Records from a data collection
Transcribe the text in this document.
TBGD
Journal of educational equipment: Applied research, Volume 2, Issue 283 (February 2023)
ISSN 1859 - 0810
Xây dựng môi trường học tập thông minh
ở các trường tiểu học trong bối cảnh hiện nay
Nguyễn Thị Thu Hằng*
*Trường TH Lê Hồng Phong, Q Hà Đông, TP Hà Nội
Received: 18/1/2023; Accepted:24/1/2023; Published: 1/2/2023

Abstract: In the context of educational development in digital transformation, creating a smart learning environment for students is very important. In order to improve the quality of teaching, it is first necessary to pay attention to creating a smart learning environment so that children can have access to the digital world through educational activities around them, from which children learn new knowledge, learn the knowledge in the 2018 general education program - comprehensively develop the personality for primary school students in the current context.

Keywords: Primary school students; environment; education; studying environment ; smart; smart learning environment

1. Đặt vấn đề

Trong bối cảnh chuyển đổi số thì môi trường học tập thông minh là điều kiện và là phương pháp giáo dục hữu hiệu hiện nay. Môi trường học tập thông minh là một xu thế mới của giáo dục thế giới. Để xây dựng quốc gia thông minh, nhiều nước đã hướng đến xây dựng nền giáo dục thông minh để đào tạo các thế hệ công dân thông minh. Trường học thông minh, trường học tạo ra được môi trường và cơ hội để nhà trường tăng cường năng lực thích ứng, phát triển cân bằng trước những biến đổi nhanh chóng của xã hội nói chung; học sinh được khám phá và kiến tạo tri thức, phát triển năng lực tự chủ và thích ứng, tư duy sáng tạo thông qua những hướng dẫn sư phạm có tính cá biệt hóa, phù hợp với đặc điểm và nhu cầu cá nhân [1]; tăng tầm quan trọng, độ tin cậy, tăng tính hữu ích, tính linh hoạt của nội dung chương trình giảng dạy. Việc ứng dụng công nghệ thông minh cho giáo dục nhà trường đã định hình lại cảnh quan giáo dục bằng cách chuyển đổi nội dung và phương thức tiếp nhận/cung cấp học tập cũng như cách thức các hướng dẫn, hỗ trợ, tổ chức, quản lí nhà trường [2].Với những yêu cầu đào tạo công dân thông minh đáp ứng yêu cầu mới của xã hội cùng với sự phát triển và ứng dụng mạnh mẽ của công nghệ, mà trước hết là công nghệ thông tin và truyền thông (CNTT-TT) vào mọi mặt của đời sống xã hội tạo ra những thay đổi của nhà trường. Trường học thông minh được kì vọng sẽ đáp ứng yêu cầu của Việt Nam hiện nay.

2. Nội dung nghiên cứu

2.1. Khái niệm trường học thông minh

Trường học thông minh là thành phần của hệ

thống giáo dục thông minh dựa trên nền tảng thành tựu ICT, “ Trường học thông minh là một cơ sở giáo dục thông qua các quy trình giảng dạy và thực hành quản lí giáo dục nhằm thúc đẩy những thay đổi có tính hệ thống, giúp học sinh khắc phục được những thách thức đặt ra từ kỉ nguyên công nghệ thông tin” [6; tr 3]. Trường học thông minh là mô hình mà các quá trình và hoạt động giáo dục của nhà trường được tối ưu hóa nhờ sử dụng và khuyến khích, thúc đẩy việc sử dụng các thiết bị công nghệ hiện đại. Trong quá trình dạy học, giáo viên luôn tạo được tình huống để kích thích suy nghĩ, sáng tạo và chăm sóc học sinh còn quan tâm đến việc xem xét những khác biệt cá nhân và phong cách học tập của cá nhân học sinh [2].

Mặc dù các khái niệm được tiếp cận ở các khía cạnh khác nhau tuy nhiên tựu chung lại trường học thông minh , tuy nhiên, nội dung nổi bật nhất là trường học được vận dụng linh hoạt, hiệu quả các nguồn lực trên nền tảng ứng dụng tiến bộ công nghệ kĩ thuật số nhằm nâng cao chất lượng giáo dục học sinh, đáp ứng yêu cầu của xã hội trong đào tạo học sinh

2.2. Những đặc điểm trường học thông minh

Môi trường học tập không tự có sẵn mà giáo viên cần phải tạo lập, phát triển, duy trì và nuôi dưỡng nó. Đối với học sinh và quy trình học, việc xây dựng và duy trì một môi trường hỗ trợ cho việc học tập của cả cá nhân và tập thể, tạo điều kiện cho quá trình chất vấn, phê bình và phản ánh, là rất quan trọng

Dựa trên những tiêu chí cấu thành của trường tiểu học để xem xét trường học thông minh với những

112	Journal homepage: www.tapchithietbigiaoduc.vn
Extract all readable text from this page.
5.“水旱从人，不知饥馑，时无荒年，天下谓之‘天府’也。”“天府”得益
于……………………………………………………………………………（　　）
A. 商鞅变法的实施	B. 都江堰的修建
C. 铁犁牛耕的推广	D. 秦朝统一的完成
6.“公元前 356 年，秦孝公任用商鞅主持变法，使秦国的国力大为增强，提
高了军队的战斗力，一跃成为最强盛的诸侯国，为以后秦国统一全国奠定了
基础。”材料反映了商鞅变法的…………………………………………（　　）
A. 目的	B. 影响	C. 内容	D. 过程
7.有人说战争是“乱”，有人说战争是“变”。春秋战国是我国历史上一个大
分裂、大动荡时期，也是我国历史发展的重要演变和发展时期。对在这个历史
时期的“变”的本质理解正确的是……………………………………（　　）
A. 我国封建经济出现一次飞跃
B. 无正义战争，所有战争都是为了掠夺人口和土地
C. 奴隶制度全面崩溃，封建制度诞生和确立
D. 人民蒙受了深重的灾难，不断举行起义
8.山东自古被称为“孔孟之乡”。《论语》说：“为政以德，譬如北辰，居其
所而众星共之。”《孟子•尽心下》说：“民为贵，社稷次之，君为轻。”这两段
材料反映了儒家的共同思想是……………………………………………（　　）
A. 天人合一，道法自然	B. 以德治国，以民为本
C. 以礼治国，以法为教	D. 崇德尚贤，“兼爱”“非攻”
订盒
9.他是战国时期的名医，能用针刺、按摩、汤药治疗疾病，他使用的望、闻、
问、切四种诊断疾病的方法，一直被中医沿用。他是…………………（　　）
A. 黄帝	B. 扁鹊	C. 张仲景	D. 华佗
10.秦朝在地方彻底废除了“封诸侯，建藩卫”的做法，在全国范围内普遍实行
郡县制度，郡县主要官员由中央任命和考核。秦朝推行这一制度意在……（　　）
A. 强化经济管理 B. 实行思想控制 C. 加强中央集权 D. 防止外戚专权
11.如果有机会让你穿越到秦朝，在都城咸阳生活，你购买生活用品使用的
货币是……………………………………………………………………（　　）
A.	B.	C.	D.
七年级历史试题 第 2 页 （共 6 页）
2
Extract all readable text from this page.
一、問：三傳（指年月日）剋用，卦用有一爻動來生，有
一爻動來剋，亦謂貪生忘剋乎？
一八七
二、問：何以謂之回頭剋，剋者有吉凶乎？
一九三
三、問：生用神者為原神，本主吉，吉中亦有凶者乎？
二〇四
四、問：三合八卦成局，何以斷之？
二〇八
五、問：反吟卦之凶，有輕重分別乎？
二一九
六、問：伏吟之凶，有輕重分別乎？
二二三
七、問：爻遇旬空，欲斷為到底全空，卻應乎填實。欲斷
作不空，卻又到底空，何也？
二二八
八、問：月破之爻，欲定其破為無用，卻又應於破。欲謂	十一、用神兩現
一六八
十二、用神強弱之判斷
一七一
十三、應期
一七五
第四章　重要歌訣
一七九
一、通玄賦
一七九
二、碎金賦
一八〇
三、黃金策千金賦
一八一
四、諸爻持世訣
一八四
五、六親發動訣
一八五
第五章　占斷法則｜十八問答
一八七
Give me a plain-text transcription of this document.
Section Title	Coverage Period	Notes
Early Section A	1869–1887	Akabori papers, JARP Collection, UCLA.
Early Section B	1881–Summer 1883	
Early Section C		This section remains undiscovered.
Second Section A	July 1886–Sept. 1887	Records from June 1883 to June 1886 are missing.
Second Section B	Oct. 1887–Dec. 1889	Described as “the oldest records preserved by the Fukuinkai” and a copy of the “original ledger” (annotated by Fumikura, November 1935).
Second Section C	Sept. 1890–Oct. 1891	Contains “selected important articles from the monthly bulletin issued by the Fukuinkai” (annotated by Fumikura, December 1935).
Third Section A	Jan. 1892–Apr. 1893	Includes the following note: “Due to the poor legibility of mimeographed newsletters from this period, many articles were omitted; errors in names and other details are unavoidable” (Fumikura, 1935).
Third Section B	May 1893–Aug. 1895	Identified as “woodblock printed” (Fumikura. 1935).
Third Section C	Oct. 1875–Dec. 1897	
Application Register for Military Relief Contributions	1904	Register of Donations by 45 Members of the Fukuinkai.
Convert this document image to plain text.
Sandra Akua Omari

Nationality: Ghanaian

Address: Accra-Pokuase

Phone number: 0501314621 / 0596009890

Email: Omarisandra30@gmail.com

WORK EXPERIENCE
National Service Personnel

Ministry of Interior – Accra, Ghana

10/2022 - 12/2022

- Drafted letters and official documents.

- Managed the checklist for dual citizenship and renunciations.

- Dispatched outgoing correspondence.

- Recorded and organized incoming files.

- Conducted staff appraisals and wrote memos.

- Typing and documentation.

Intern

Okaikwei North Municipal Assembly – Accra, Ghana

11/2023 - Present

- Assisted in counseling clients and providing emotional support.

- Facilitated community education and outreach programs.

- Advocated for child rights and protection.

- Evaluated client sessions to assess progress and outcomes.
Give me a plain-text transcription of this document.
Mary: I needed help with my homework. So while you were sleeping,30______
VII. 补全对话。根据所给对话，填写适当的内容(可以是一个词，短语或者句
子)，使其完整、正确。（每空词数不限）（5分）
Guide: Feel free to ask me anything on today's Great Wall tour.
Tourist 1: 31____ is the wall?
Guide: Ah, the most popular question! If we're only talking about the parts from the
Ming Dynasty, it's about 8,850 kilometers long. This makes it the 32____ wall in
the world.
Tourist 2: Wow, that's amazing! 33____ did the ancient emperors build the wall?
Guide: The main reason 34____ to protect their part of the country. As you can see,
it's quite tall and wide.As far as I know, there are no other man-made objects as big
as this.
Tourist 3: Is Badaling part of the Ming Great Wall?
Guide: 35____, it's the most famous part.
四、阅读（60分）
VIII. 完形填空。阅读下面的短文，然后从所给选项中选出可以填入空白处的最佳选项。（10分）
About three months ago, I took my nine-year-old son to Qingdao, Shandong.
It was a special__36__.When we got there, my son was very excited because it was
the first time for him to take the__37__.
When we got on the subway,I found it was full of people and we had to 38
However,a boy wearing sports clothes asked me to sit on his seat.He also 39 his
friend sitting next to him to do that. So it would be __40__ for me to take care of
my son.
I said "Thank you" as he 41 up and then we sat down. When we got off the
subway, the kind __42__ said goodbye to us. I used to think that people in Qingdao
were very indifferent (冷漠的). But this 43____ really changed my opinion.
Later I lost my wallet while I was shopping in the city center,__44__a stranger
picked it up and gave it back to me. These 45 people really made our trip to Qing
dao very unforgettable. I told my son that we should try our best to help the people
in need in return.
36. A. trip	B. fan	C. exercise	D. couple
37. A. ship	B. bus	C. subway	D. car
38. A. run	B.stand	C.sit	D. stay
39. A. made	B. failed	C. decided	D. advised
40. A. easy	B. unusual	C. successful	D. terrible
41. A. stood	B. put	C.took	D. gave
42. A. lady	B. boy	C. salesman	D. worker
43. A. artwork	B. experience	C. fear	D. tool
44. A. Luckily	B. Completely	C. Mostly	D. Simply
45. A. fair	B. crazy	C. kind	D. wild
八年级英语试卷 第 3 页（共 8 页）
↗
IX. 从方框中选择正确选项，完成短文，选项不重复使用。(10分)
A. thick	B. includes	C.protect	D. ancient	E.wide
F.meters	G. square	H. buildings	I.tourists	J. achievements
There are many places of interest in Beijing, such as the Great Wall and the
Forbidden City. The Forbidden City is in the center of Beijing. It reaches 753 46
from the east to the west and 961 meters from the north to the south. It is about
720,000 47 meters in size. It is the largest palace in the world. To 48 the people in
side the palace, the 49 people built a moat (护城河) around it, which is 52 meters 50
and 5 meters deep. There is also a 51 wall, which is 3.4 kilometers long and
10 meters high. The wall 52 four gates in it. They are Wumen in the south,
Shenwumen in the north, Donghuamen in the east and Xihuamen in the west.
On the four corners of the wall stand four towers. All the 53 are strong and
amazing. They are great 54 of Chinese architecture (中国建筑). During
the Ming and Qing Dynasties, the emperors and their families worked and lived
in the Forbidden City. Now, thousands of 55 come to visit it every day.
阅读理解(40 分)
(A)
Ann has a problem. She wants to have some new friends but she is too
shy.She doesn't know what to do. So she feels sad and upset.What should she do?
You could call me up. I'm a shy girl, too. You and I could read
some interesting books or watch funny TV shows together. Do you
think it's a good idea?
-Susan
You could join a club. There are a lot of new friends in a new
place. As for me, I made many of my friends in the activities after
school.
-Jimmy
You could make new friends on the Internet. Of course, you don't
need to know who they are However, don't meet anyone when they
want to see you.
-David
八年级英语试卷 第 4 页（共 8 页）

- [EXERCISE INSTRUCTIONS]: Gather and return every line that holds the string "smart".

- [RESPONSE TO THE EXERCISE]:
Abstract: In the context of educational development in digital transformation, creating a smart learning environment for students is very important. In order to improve the quality of teaching, it is first necessary to pay attention to creating a smart learning environment so that children can have access to the digital world through educational activities around them, from which children learn new knowledge, learn the knowledge in the 2018 general education program - comprehensively develop the personality for primary school students in the current context.
Keywords: Primary school students; environment; education; studying environment ; smart; smart learning environment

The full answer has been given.